### TASK PROMPT:
Your task is to give the data again, exactly, with every line intact.

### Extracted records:
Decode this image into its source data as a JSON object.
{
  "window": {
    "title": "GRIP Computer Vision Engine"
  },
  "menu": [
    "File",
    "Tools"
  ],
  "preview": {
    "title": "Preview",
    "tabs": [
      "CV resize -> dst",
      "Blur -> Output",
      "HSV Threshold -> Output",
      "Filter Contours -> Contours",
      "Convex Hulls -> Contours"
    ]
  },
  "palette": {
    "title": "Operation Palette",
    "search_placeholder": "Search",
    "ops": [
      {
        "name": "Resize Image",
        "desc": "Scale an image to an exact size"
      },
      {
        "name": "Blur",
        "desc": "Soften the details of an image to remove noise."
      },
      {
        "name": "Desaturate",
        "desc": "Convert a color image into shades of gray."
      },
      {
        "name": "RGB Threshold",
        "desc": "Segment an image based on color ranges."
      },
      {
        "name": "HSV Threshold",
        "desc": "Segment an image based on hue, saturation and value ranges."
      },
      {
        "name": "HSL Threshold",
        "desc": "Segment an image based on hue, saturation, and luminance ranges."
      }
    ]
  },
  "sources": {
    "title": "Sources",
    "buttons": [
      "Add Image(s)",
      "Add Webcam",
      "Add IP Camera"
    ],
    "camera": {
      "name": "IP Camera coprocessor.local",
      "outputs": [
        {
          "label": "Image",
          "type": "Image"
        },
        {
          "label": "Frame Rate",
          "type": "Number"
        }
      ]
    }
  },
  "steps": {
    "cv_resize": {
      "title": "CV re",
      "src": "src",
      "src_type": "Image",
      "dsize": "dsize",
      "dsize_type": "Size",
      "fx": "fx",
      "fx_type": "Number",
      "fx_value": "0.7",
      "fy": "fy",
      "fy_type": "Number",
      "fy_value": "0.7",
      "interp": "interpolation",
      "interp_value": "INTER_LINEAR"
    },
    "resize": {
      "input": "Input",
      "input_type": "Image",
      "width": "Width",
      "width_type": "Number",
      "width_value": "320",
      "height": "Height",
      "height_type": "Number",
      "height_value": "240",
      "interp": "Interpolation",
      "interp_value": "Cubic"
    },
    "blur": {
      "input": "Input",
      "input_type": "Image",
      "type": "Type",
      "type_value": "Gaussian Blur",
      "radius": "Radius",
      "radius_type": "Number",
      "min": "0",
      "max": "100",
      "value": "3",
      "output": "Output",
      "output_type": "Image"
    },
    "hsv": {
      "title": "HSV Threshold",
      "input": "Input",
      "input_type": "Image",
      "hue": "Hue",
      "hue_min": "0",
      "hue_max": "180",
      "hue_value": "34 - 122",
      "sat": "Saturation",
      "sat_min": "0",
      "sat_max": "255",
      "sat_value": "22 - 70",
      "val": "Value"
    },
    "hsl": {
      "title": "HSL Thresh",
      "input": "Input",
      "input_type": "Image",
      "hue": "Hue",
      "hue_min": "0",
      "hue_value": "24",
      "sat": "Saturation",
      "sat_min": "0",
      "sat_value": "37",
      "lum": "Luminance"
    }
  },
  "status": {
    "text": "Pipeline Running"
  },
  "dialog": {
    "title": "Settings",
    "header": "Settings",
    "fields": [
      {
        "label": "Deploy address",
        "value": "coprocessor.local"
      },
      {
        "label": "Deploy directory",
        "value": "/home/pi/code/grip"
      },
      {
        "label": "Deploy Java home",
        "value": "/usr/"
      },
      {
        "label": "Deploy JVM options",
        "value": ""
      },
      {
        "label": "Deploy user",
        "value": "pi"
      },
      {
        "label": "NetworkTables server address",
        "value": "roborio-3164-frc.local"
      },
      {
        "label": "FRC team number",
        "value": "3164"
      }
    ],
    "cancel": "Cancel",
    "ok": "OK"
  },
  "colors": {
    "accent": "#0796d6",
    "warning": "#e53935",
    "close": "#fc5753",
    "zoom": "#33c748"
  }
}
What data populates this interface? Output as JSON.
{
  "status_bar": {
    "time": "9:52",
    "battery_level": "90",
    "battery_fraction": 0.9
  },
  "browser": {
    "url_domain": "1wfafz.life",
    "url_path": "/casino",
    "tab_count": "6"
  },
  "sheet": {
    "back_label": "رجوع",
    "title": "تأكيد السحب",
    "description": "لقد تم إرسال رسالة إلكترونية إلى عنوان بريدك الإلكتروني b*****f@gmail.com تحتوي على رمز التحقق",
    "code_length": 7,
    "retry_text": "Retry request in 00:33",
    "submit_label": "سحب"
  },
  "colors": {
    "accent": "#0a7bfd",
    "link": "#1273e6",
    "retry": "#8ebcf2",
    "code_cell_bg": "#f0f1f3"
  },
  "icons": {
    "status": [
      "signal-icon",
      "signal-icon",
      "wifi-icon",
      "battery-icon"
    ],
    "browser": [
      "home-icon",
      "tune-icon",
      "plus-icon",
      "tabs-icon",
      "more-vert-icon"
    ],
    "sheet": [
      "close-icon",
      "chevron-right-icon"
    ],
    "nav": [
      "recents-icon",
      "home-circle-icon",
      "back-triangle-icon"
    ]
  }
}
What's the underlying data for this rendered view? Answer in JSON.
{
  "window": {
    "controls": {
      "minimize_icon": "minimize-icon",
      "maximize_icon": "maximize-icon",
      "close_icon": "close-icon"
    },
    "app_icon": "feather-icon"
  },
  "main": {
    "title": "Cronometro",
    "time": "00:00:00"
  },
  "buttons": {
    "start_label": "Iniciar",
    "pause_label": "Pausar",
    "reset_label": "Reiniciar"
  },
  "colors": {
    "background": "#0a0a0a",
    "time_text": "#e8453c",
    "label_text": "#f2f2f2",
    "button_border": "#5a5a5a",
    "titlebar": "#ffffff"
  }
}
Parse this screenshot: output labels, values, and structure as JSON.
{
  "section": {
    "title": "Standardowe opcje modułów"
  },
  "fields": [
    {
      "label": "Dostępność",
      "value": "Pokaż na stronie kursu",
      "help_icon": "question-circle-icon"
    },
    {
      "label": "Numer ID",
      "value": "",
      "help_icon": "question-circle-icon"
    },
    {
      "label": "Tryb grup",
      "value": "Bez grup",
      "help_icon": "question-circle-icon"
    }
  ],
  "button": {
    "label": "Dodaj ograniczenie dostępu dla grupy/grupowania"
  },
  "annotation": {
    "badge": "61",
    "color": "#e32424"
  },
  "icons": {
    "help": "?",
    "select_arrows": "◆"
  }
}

### REPLY:
Decode this image into its source data as a JSON object.
{
  "window": {
    "title": "GRIP Computer Vision Engine"
  },
  "menu": [
    "File",
    "Tools"
  ],
  "preview": {
    "title": "Preview",
    "tabs": [
      "CV resize -> dst",
      "Blur -> Output",
      "HSV Threshold -> Output",
      "Filter Contours -> Contours",
      "Convex Hulls -> Contours"
    ]
  },
  "palette": {
    "title": "Operation Palette",
    "search_placeholder": "Search",
    "ops": [
      {
        "name": "Resize Image",
        "desc": "Scale an image to an exact size"
      },
      {
        "name": "Blur",
        "desc": "Soften the details of an image to remove noise."
      },
      {
        "name": "Desaturate",
        "desc": "Convert a color image into shades of gray."
      },
      {
        "name": "RGB Threshold",
        "desc": "Segment an image based on color ranges."
      },
      {
        "name": "HSV Threshold",
        "desc": "Segment an image based on hue, saturation and value ranges."
      },
      {
        "name": "HSL Threshold",
        "desc": "Segment an image based on hue, saturation, and luminance ranges."
      }
    ]
  },
  "sources": {
    "title": "Sources",
    "buttons": [
      "Add Image(s)",
      "Add Webcam",
      "Add IP Camera"
    ],
    "camera": {
      "name": "IP Camera coprocessor.local",
      "outputs": [
        {
          "label": "Image",
          "type": "Image"
        },
        {
          "label": "Frame Rate",
          "type": "Number"
        }
      ]
    }
  },
  "steps": {
    "cv_resize": {
      "title": "CV re",
      "src": "src",
      "src_type": "Image",
      "dsize": "dsize",
      "dsize_type": "Size",
      "fx": "fx",
      "fx_type": "Number",
      "fx_value": "0.7",
      "fy": "fy",
      "fy_type": "Number",
      "fy_value": "0.7",
      "interp": "interpolation",
      "interp_value": "INTER_LINEAR"
    },
    "resize": {
      "input": "Input",
      "input_type": "Image",
      "width": "Width",
      "width_type": "Number",
      "width_value": "320",
      "height": "Height",
      "height_type": "Number",
      "height_value": "240",
      "interp": "Interpolation",
      "interp_value": "Cubic"
    },
    "blur": {
      "input": "Input",
      "input_type": "Image",
      "type": "Type",
      "type_value": "Gaussian Blur",
      "radius": "Radius",
      "radius_type": "Number",
      "min": "0",
      "max": "100",
      "value": "3",
      "output": "Output",
      "output_type": "Image"
    },
    "hsv": {
      "title": "HSV Threshold",
      "input": "Input",
      "input_type": "Image",
      "hue": "Hue",
      "hue_min": "0",
      "hue_max": "180",
      "hue_value": "34 - 122",
      "sat": "Saturation",
      "sat_min": "0",
      "sat_max": "255",
      "sat_value": "22 - 70",
      "val": "Value"
    },
    "hsl": {
      "title": "HSL Thresh",
      "input": "Input",
      "input_type": "Image",
      "hue": "Hue",
      "hue_min": "0",
      "hue_value": "24",
      "sat": "Saturation",
      "sat_min": "0",
      "sat_value": "37",
      "lum": "Luminance"
    }
  },
  "status": {
    "text": "Pipeline Running"
  },
  "dialog": {
    "title": "Settings",
    "header": "Settings",
    "fields": [
      {
        "label": "Deploy address",
        "value": "coprocessor.local"
      },
      {
        "label": "Deploy directory",
        "value": "/home/pi/code/grip"
      },
      {
        "label": "Deploy Java home",
        "value": "/usr/"
      },
      {
        "label": "Deploy JVM options",
        "value": ""
      },
      {
        "label": "Deploy user",
        "value": "pi"
      },
      {
        "label": "NetworkTables server address",
        "value": "roborio-3164-frc.local"
      },
      {
        "label": "FRC team number",
        "value": "3164"
      }
    ],
    "cancel": "Cancel",
    "ok": "OK"
  },
  "colors": {
    "accent": "#0796d6",
    "warning": "#e53935",
    "close": "#fc5753",
    "zoom": "#33c748"
  }
}
What data populates this interface? Output as JSON.
{
  "status_bar": {
    "time": "9:52",
    "battery_level": "90",
    "battery_fraction": 0.9
  },
  "browser": {
    "url_domain": "1wfafz.life",
    "url_path": "/casino",
    "tab_count": "6"
  },
  "sheet": {
    "back_label": "رجوع",
    "title": "تأكيد السحب",
    "description": "لقد تم إرسال رسالة إلكترونية إلى عنوان بريدك الإلكتروني b*****f@gmail.com تحتوي على رمز التحقق",
    "code_length": 7,
    "retry_text": "Retry request in 00:33",
    "submit_label": "سحب"
  },
  "colors": {
    "accent": "#0a7bfd",
    "link": "#1273e6",
    "retry": "#8ebcf2",
    "code_cell_bg": "#f0f1f3"
  },
  "icons": {
    "status": [
      "signal-icon",
      "signal-icon",
      "wifi-icon",
      "battery-icon"
    ],
    "browser": [
      "home-icon",
      "tune-icon",
      "plus-icon",
      "tabs-icon",
      "more-vert-icon"
    ],
    "sheet": [
      "close-icon",
      "chevron-right-icon"
    ],
    "nav": [
      "recents-icon",
      "home-circle-icon",
      "back-triangle-icon"
    ]
  }
}
What's the underlying data for this rendered view? Answer in JSON.
{
  "window": {
    "controls": {
      "minimize_icon": "minimize-icon",
      "maximize_icon": "maximize-icon",
      "close_icon": "close-icon"
    },
    "app_icon": "feather-icon"
  },
  "main": {
    "title": "Cronometro",
    "time": "00:00:00"
  },
  "buttons": {
    "start_label": "Iniciar",
    "pause_label": "Pausar",
    "reset_label": "Reiniciar"
  },
  "colors": {
    "background": "#0a0a0a",
    "time_text": "#e8453c",
    "label_text": "#f2f2f2",
    "button_border": "#5a5a5a",
    "titlebar": "#ffffff"
  }
}
Parse this screenshot: output labels, values, and structure as JSON.
{
  "section": {
    "title": "Standardowe opcje modułów"
  },
  "fields": [
    {
      "label": "Dostępność",
      "value": "Pokaż na stronie kursu",
      "help_icon": "question-circle-icon"
    },
    {
      "label": "Numer ID",
      "value": "",
      "help_icon": "question-circle-icon"
    },
    {
      "label": "Tryb grup",
      "value": "Bez grup",
      "help_icon": "question-circle-icon"
    }
  ],
  "button": {
    "label": "Dodaj ograniczenie dostępu dla grupy/grupowania"
  },
  "annotation": {
    "badge": "61",
    "color": "#e32424"
  },
  "icons": {
    "help": "?",
    "select_arrows": "◆"
  }
}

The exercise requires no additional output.